DIRECTIONS FOR THIS TASK:
In the material below, find each line holding the string "Elazığ" and copy it.

TASK DATA:
================

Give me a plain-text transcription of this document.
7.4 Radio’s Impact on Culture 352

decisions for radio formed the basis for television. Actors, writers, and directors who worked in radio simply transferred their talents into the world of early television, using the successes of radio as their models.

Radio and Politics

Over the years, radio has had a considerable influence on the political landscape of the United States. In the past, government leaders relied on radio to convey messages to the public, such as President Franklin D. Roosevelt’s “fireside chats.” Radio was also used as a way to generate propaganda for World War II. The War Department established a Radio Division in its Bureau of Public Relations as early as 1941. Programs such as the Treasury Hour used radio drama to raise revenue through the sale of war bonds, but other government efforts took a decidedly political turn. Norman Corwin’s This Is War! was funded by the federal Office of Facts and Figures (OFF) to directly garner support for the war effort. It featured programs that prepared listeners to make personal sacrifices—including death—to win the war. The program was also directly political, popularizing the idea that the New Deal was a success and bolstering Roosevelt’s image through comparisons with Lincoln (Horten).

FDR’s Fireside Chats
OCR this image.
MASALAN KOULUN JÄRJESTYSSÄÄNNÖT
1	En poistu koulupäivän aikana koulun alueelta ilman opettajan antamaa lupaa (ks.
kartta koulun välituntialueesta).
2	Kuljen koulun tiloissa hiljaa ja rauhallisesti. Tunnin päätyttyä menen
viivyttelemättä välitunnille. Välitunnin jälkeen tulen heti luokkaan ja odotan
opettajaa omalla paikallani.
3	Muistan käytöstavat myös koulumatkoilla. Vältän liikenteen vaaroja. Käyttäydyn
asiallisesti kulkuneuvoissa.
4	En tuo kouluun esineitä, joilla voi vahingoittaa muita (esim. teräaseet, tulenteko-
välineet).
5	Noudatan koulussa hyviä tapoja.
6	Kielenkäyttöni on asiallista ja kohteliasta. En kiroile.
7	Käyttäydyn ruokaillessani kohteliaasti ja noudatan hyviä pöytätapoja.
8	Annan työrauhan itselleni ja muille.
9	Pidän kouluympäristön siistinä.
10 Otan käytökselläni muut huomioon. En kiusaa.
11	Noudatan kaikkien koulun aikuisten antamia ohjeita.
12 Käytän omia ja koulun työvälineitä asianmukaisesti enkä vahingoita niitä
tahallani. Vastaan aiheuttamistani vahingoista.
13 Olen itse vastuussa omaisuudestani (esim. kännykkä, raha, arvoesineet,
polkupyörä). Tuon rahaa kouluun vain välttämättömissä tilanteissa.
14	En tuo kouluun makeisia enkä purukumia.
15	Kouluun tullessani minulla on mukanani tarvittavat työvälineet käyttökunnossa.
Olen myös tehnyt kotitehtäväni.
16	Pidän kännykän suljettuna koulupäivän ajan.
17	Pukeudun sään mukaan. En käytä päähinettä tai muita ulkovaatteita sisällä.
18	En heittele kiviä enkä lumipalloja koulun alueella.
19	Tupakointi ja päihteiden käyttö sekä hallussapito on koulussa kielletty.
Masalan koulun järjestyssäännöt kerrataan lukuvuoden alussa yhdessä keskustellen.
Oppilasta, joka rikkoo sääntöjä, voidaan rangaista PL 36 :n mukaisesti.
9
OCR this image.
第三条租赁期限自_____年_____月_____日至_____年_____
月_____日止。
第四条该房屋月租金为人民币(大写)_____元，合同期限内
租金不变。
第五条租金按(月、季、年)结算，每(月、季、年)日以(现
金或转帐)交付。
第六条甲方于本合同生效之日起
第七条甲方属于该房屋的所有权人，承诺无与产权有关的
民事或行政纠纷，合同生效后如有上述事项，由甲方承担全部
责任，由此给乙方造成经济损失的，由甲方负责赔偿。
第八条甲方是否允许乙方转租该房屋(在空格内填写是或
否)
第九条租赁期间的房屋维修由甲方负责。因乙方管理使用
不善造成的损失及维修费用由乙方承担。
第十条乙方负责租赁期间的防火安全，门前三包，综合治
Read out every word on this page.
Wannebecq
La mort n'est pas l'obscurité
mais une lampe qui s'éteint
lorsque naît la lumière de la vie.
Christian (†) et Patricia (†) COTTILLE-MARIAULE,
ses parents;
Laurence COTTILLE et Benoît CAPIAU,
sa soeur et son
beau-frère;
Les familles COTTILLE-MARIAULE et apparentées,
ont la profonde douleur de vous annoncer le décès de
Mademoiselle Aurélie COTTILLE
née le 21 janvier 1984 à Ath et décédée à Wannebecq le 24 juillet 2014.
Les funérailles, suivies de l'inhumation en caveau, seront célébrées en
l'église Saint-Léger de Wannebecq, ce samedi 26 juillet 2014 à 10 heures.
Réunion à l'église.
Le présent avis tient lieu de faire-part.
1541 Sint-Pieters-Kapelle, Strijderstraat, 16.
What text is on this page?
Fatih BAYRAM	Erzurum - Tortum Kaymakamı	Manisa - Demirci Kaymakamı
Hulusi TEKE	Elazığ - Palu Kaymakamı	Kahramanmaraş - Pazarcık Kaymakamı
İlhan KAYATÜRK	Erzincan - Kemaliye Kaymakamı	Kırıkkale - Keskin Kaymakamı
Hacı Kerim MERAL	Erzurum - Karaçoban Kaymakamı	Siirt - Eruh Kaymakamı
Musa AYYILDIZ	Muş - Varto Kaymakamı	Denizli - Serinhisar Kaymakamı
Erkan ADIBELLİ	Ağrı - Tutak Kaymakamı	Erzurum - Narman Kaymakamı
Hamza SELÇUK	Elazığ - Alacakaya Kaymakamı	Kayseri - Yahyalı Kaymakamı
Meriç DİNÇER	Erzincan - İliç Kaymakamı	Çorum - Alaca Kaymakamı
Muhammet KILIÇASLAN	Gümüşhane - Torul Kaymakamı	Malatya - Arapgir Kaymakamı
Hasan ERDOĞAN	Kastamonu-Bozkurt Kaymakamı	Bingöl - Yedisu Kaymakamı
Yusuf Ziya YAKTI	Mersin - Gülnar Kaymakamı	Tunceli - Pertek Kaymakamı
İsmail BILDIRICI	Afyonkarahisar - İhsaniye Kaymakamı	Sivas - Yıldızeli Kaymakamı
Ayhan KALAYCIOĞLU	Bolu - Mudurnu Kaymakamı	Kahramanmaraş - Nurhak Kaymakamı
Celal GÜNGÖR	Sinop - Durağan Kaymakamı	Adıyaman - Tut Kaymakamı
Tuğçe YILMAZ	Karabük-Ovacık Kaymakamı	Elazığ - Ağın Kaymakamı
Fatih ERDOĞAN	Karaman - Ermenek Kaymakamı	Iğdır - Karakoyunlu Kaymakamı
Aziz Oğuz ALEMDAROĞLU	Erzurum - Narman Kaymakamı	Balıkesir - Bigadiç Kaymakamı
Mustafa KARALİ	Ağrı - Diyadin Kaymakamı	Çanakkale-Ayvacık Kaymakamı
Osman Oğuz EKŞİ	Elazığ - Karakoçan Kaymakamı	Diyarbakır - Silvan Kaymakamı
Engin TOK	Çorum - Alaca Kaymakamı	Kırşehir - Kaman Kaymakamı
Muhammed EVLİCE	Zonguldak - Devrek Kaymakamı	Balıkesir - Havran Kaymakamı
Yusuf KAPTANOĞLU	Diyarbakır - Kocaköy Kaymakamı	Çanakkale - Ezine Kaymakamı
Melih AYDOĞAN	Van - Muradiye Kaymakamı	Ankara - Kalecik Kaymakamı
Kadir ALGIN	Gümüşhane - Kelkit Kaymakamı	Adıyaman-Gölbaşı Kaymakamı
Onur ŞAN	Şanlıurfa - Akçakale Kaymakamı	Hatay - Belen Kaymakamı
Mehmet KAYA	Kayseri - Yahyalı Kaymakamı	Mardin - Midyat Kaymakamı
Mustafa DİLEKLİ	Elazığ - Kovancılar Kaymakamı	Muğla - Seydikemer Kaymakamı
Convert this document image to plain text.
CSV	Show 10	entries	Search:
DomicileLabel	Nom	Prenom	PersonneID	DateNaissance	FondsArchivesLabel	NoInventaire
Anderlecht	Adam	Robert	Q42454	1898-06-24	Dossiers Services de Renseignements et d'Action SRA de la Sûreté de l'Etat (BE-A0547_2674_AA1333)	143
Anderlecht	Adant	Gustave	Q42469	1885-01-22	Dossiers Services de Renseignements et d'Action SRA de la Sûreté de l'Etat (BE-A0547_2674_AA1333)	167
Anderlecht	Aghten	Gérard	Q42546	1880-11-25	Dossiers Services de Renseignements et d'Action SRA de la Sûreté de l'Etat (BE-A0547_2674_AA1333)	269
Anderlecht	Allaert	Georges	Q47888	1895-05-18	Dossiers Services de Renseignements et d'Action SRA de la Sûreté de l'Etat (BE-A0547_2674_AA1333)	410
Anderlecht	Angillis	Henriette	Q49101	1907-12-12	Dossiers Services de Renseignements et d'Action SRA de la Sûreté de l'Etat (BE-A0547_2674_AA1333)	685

================

CORRECT RESPONSE:
Hulusi TEKE	Elazığ - Palu Kaymakamı	Kahramanmaraş - Pazarcık Kaymakamı
Hamza SELÇUK	Elazığ - Alacakaya Kaymakamı	Kayseri - Yahyalı Kaymakamı
Tuğçe YILMAZ	Karabük-Ovacık Kaymakamı	Elazığ - Ağın Kaymakamı
Osman Oğuz EKŞİ	Elazığ - Karakoçan Kaymakamı	Diyarbakır - Silvan Kaymakamı
Mustafa DİLEKLİ	Elazığ - Kovancılar Kaymakamı	Muğla - Seydikemer Kaymakamı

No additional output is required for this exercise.